------ Given text
Palmitate- and C6 ceramide-induced Tnnt3 pre-mRNA alternative splicing occurs in a PP2A dependent manner

Background: In a previous study, we showed that consumption of diets enriched in saturated fatty acids causes changes in alternative splicing of pre-mRNAs encoding a number of proteins in rat skeletal muscle, including the one encoding skeletal muscle Troponin T (Tnnt3). However, whether saturated fatty acids act directly on muscle cells to modulate alternative pre-mRNA splicing was not assessed. Moreover, the signaling pathway through which saturated fatty acids act to promote changes in alternative splicing is unknown. Therefore, the objective of the present study was to characterize the signaling pathway through which saturated fatty acids act to modulate Tnnt3 alternative splicing. Methods: The effects of treatment of L6 myotubes with saturated (palmitate), mono- (oleate), or polyunsaturated (linoleate) fatty acids on alternative splicing of pre-mRNA was assessed using Tnnt3 as a marker gene. Results: Palmitate treatment caused a two-fold change (p < 0.05) in L6 myotube Tnnt3 alternative splicing whereas treatment with either oleate or linoleate had minimal effects compared to control myotubes. Treatment with a downstream metabolite of palmitate, ceramide, had effects similar to palmitate on Tnnt3 alternative splicing and inhibition of de novo ceramide biosynthesis blocked the palmitate-induced alternative splicing changes. The effects of palmitate and ceramide on Tnnt3 alternative splicing were accompanied by a 40-50% reduction in phosphorylation of Akt on S473. However, inhibition of de novo ceramide biosynthesis did not prevent palmitate-induced Akt dephosphorylation, suggesting that palmitate may act in an Akt-independent manner to modulate Tnnt3 alternative splicing. Instead, pre-treatment with okadaic acid at concentrations that selectively inhibit protein phosphatase 2A (PP2A) blocked both palmitate- and ceramide-induced changes in Tnnt3 alternative splicing, suggesting that palmitate and ceramide act through PP2A to modulate Tnnt3 alternative splicing. Conclusions: Overall, the data show that fatty acid saturation level and ceramides are important factors modulating alternative pre-mRNA splicing through activation of PP2A.
------------
------ Source data
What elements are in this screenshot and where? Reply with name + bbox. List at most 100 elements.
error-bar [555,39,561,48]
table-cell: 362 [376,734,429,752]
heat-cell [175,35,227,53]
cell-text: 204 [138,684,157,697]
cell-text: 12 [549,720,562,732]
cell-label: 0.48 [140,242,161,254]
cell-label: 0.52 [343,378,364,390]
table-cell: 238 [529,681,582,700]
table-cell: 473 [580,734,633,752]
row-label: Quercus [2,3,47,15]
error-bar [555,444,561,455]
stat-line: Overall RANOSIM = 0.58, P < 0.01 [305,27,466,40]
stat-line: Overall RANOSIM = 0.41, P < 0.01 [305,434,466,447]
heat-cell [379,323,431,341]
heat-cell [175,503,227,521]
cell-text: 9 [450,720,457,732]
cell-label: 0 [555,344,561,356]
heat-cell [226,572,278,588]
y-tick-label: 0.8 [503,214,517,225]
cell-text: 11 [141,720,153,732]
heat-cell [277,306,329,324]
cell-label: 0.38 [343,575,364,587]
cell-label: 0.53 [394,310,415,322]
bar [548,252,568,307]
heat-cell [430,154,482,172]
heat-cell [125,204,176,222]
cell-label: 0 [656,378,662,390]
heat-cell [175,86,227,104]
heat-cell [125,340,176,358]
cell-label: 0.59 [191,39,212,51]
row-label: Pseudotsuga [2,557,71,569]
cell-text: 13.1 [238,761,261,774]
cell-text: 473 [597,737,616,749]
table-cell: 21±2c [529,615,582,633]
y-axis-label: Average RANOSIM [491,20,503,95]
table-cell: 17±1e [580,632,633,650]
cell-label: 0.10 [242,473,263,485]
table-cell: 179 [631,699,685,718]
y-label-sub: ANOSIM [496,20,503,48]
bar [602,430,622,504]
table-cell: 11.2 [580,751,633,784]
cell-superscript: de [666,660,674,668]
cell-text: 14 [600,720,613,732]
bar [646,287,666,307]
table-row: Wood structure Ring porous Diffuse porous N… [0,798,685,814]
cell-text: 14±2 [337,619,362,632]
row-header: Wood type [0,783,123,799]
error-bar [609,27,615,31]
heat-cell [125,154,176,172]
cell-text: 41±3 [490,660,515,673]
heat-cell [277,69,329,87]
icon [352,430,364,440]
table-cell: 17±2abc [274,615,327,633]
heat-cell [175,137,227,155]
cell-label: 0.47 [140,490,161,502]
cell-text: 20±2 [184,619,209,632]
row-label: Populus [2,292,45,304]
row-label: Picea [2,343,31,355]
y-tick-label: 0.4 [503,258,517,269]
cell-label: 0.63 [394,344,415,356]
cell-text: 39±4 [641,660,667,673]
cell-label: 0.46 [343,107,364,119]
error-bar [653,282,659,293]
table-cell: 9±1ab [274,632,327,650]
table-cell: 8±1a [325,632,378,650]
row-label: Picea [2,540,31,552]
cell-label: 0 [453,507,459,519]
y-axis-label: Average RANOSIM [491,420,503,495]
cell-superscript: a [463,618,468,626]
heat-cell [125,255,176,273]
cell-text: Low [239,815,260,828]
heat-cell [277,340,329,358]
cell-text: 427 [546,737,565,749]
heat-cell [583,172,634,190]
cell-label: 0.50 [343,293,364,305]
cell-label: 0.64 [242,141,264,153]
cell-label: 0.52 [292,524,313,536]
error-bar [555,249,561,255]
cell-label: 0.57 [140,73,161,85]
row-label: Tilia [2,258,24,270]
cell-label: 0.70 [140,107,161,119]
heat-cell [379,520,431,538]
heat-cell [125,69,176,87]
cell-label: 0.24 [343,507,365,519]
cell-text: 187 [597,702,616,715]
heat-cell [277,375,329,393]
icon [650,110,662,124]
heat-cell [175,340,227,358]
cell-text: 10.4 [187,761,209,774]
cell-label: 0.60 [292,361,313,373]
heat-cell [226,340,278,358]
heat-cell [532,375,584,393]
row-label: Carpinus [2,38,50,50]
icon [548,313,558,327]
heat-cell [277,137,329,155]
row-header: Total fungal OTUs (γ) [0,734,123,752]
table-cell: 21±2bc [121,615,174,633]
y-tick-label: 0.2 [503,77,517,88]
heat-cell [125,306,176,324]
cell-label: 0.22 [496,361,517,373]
------------
Exercise details: According to the abstract above, by how much did palmitate and ceramide treatment reduce phosphorylation of Akt on S473?

Output of the exercise: By 40-50%.